EXERCISE REQUIREMENTS -> Spot every line with the word "nDegree" and return it.

Figure data in JSON ->
— Start —

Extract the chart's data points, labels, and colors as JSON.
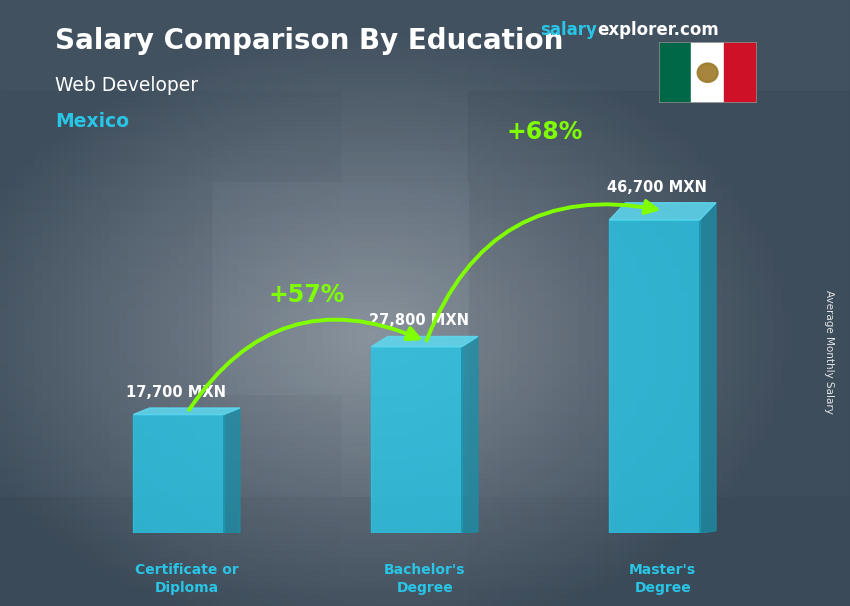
{
  "title": "Salary Comparison By Education",
  "subtitle": "Web Developer",
  "location": "Mexico",
  "categories": [
    "Certificate or\nDiploma",
    "Bachelor's\nDegree",
    "Master's\nDegree"
  ],
  "values": [
    17700,
    27800,
    46700
  ],
  "value_labels": [
    "17,700 MXN",
    "27,800 MXN",
    "46,700 MXN"
  ],
  "pct_changes": [
    "+57%",
    "+68%"
  ],
  "bar_face_color": "#29c5e6",
  "bar_top_color": "#5dd8f0",
  "bar_side_color": "#1a8fa8",
  "bar_alpha": 0.82,
  "bar_width": 0.38,
  "bg_color": "#4a5568",
  "title_color": "#ffffff",
  "subtitle_color": "#ffffff",
  "location_color": "#29c5e6",
  "value_label_color": "#ffffff",
  "category_color": "#29c5e6",
  "pct_color": "#7fff00",
  "arrow_color": "#7fff00",
  "site_salary_color": "#29c5e6",
  "site_explorer_color": "#ffffff",
  "ylabel": "Average Monthly Salary",
  "ymax": 56000,
  "flag_green": "#006847",
  "flag_white": "#ffffff",
  "flag_red": "#ce1126"
}
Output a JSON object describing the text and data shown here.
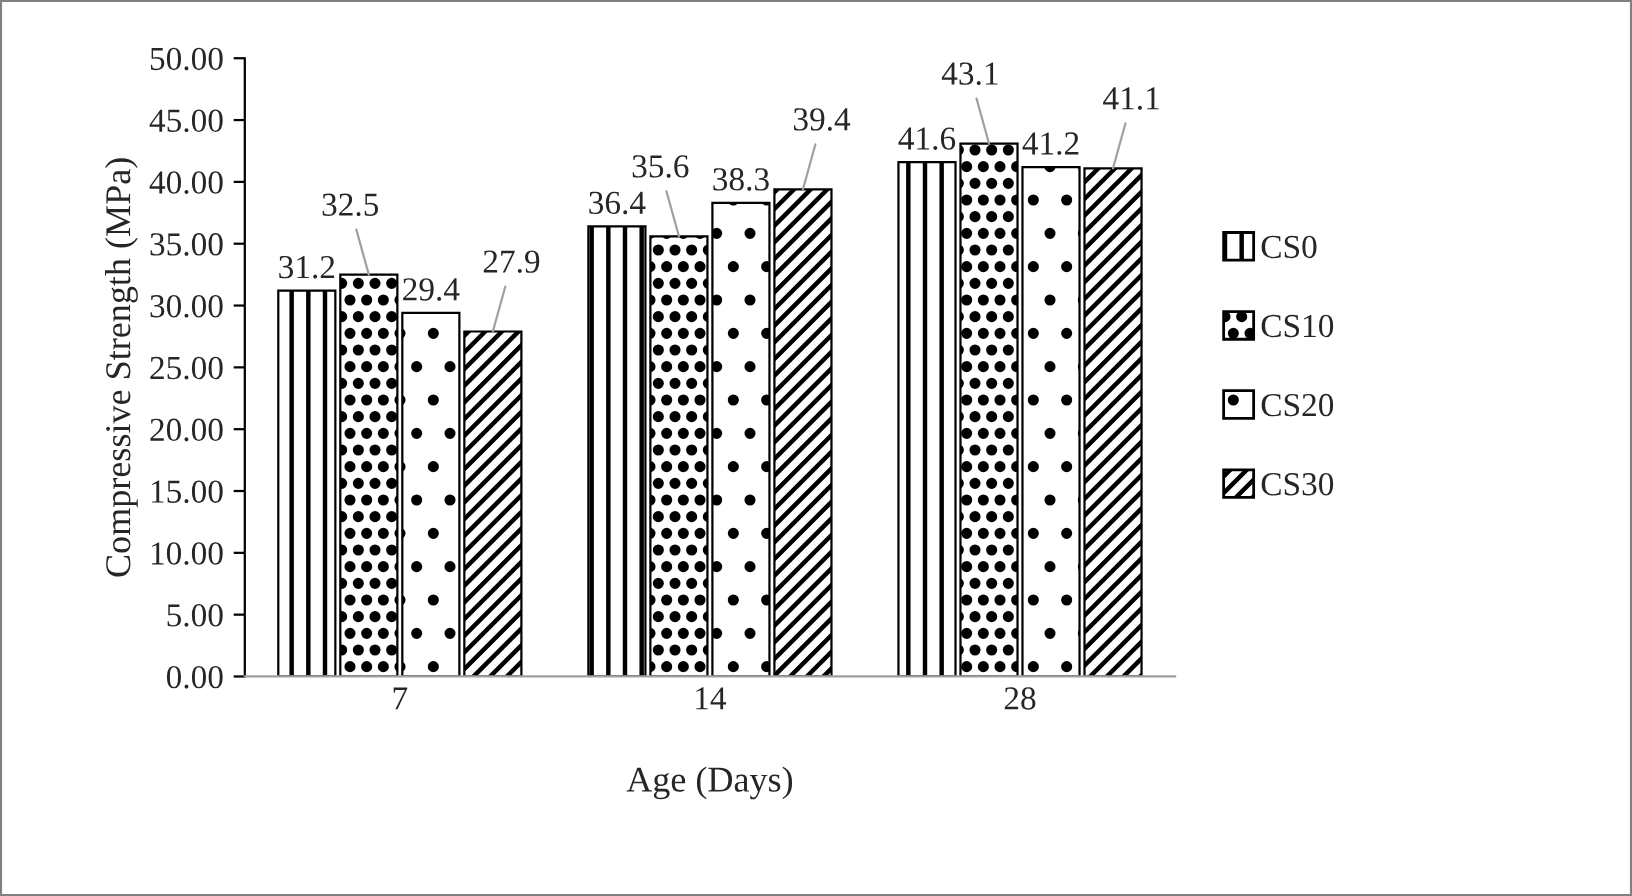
{
  "chart_data": {
    "type": "bar",
    "xlabel": "Age (Days)",
    "ylabel": "Compressive Strength (MPa)",
    "categories": [
      "7",
      "14",
      "28"
    ],
    "series": [
      {
        "name": "CS0",
        "color": "#000000",
        "values": [
          31.2,
          36.4,
          41.6
        ]
      },
      {
        "name": "CS10",
        "color": "#000000",
        "values": [
          32.5,
          35.6,
          43.1
        ]
      },
      {
        "name": "CS20",
        "color": "#000000",
        "values": [
          29.4,
          38.3,
          41.2
        ]
      },
      {
        "name": "CS30",
        "color": "#000000",
        "values": [
          27.9,
          39.4,
          41.1
        ]
      }
    ],
    "ylim": [
      0,
      50
    ],
    "yticks": [
      {
        "value": 0,
        "label": "0.00"
      },
      {
        "value": 5,
        "label": "5.00"
      },
      {
        "value": 10,
        "label": "10.00"
      },
      {
        "value": 15,
        "label": "15.00"
      },
      {
        "value": 20,
        "label": "20.00"
      },
      {
        "value": 25,
        "label": "25.00"
      },
      {
        "value": 30,
        "label": "30.00"
      },
      {
        "value": 35,
        "label": "35.00"
      },
      {
        "value": 40,
        "label": "40.00"
      },
      {
        "value": 45,
        "label": "45.00"
      },
      {
        "value": 50,
        "label": "50.00"
      }
    ],
    "data_labels": true,
    "grid": false,
    "legend": "right"
  }
}
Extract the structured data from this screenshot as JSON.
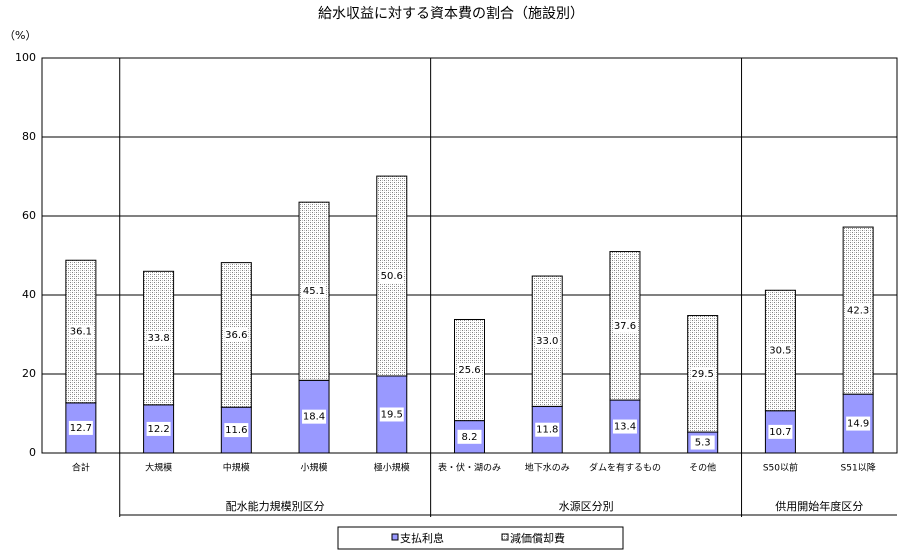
{
  "chart_data": {
    "type": "stacked-bar",
    "title": "給水収益に対する資本費の割合（施設別）",
    "y_label": "（%）",
    "categories": [
      "合計",
      "大規模",
      "中規模",
      "小規模",
      "極小規模",
      "表・伏・湖のみ",
      "地下水のみ",
      "ダムを有するもの",
      "その他",
      "S50以前",
      "S51以降"
    ],
    "groups": [
      {
        "name": "配水能力規模別区分",
        "span": [
          1,
          4
        ]
      },
      {
        "name": "水源区分別",
        "span": [
          5,
          8
        ]
      },
      {
        "name": "供用開始年度区分",
        "span": [
          9,
          10
        ]
      }
    ],
    "series": [
      {
        "name": "支払利息",
        "color": "#9999ff",
        "values": [
          12.7,
          12.2,
          11.6,
          18.4,
          19.5,
          8.2,
          11.8,
          13.4,
          5.3,
          10.7,
          14.9
        ],
        "value_labels": [
          "12.7",
          "12.2",
          "11.6",
          "18.4",
          "19.5",
          "8.2",
          "11.8",
          "13.4",
          "5.3",
          "10.7",
          "14.9"
        ]
      },
      {
        "name": "減価償却費",
        "color": "#a0a0a0",
        "values": [
          36.1,
          33.8,
          36.6,
          45.1,
          50.6,
          25.6,
          33.0,
          37.6,
          29.5,
          30.5,
          42.3
        ],
        "value_labels": [
          "36.1",
          "33.8",
          "36.6",
          "45.1",
          "50.6",
          "25.6",
          "33.0",
          "37.6",
          "29.5",
          "30.5",
          "42.3"
        ]
      }
    ],
    "ylim": [
      0,
      100
    ],
    "yticks": [
      0,
      20,
      40,
      60,
      80,
      100
    ],
    "grid": true
  }
}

— End —

ANSWER ->
    "Bachelor's\nDegree",
    "Master's\nDegree"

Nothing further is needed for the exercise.